[Dataset records on visual material]

/---

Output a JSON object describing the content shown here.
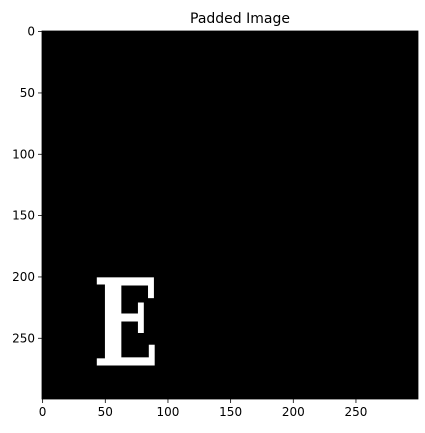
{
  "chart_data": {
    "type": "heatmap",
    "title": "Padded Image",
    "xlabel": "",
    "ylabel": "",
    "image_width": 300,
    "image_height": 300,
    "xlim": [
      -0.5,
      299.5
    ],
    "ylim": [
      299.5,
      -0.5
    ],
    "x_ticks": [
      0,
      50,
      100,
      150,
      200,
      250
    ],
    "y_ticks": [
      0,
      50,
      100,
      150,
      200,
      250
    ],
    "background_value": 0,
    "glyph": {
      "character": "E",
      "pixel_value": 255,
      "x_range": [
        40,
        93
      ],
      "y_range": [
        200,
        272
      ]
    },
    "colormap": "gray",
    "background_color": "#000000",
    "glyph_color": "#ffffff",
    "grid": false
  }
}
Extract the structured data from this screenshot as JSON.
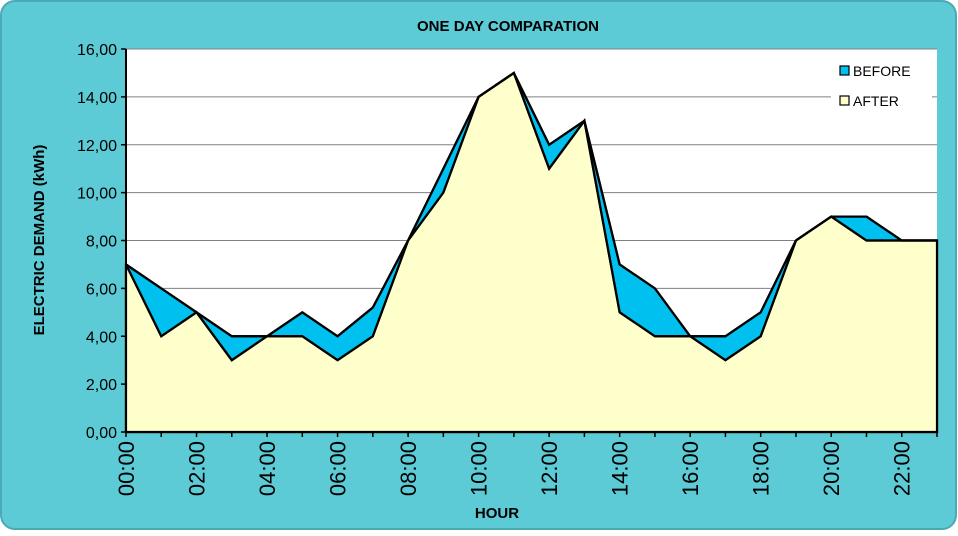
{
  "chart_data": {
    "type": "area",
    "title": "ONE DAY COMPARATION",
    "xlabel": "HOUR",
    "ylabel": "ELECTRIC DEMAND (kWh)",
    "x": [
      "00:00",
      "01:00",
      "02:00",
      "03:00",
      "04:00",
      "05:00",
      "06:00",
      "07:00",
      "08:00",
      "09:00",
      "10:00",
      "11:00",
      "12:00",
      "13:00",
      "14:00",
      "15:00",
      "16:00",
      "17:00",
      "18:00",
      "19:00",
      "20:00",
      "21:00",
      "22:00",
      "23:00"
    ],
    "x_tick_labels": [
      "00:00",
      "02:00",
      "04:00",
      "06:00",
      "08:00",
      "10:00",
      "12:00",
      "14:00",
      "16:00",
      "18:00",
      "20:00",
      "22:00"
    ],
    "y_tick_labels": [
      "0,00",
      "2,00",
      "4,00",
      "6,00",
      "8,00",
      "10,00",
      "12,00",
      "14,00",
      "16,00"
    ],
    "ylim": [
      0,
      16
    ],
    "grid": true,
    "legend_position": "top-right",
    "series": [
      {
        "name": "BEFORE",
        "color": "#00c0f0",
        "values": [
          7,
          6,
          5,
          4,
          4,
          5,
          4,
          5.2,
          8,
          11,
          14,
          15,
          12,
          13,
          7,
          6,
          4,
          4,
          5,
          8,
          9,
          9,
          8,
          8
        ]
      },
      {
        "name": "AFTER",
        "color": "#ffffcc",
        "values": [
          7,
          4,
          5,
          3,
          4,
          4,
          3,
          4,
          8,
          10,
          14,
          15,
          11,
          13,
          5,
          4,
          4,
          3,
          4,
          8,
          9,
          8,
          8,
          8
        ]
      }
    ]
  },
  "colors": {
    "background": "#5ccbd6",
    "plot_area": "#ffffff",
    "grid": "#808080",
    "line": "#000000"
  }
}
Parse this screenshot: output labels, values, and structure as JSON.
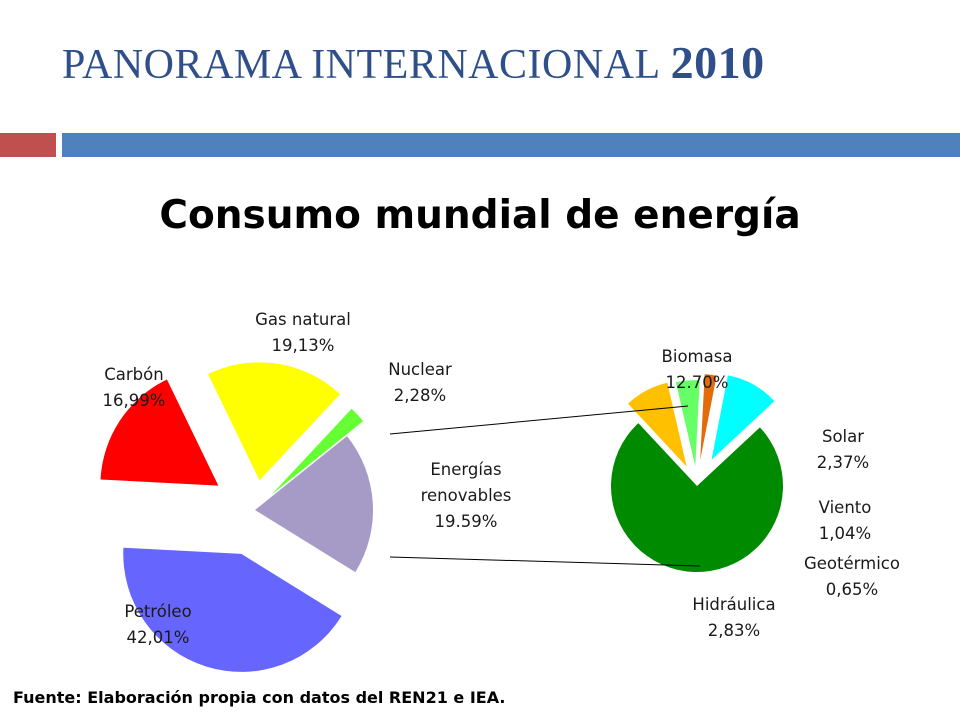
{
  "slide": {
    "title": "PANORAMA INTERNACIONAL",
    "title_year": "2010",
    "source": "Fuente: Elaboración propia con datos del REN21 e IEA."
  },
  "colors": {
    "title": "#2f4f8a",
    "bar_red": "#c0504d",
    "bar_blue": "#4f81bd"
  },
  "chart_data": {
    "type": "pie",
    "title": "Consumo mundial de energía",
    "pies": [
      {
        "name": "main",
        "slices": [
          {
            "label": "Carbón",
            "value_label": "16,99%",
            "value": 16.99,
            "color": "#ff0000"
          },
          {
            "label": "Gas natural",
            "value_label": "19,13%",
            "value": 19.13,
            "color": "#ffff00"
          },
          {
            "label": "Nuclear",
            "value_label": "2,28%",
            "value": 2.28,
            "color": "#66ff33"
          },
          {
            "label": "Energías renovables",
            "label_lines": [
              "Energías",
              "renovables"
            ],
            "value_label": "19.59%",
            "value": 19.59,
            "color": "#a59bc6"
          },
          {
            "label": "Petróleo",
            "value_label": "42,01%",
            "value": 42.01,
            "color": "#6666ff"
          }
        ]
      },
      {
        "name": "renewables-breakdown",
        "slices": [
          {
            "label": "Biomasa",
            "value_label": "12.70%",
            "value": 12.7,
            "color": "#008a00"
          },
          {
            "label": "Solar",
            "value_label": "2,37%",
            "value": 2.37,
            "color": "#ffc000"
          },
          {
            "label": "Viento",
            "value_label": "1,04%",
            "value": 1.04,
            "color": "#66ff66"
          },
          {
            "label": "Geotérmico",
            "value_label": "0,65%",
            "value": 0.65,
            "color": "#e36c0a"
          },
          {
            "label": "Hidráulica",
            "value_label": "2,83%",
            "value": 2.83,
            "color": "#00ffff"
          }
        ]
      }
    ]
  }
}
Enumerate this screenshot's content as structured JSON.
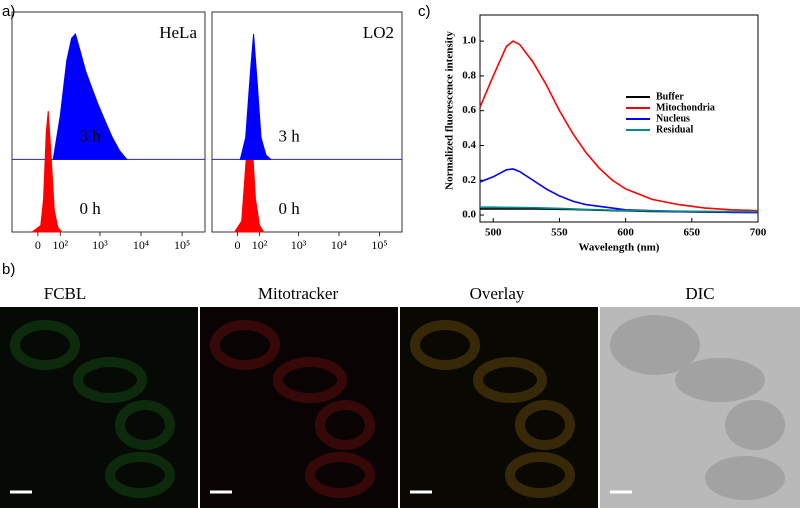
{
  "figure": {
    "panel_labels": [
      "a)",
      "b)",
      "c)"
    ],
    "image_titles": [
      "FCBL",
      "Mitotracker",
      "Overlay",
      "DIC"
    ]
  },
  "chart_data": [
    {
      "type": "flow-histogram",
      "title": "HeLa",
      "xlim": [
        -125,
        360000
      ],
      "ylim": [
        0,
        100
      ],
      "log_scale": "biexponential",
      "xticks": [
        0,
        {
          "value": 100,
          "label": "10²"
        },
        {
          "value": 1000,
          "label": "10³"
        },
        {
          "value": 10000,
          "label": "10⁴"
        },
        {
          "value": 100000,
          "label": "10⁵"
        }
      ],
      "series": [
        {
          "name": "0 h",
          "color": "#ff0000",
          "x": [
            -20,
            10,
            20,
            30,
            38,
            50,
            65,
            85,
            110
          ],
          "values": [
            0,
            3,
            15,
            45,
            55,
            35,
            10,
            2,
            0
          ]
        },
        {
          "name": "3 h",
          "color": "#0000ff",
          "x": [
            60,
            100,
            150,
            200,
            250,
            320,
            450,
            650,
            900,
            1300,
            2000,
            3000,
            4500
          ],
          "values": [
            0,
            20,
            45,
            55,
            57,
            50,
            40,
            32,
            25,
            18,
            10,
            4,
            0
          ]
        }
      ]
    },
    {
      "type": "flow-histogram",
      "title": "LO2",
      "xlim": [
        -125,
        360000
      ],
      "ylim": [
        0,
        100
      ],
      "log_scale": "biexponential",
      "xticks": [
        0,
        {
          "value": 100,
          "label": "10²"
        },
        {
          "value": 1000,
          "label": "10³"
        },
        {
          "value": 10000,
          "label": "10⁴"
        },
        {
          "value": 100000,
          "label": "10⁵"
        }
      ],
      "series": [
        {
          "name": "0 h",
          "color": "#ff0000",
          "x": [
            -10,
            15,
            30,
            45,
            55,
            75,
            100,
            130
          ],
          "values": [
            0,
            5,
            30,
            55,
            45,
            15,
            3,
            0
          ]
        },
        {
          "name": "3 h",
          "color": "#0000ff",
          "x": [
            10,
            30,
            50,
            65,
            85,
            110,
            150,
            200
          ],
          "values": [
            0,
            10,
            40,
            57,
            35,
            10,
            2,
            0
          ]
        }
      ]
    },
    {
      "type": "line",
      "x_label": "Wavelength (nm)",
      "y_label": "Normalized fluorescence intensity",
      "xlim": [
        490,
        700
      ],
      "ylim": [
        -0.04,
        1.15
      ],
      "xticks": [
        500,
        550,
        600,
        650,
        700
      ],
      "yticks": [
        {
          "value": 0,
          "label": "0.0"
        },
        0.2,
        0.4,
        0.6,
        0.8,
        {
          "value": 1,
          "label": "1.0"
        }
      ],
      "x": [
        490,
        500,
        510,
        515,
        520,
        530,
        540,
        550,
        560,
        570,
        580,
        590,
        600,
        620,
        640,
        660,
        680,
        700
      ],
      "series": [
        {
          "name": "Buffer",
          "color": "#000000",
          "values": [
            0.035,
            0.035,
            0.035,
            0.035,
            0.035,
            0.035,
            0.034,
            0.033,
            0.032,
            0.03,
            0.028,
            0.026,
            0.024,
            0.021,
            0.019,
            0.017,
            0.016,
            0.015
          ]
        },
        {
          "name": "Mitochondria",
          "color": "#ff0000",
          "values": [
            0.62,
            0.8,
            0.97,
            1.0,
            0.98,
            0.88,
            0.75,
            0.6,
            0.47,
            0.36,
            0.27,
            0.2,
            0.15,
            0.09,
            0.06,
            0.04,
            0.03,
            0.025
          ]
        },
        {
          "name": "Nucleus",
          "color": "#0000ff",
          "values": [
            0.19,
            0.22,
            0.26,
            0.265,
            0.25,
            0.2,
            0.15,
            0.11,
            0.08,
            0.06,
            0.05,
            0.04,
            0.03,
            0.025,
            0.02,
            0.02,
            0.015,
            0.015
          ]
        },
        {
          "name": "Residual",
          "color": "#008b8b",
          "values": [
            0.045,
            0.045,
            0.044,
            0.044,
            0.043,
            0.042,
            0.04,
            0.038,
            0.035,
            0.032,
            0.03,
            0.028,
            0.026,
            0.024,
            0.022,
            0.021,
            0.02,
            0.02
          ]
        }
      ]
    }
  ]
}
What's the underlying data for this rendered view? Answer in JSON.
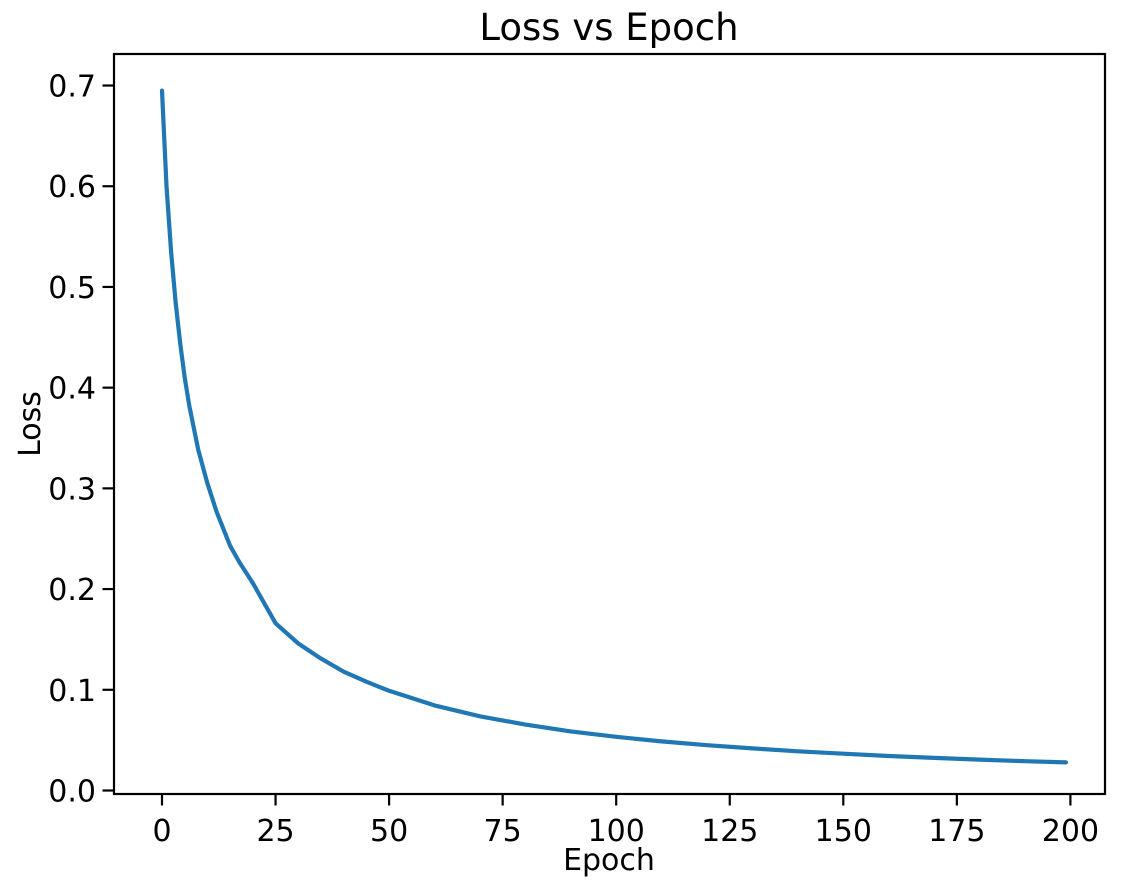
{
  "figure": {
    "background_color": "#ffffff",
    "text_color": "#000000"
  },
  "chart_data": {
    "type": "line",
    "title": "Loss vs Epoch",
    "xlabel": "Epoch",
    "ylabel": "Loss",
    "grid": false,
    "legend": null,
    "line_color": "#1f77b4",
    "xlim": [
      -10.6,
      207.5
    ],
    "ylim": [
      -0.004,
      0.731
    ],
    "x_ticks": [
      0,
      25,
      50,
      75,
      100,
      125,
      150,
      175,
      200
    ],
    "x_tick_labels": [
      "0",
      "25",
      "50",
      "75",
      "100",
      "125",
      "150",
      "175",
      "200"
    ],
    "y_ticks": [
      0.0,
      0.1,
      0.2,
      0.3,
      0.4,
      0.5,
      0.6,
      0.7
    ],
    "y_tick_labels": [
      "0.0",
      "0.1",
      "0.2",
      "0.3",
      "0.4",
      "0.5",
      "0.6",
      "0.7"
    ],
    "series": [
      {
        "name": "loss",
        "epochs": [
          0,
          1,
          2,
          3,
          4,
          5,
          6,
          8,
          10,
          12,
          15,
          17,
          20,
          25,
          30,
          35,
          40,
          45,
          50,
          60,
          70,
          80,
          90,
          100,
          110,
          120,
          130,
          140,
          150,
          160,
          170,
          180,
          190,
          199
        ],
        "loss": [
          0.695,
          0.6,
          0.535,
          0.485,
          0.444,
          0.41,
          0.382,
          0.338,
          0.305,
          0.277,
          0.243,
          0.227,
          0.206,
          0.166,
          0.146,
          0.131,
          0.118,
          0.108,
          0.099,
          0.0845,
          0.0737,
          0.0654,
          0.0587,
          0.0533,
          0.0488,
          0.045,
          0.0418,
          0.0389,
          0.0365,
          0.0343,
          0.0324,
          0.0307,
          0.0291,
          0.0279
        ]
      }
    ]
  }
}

\---

* What you will do
Count the lines in the records above that contain the word "grid", and give only that number.

* Exercise response
4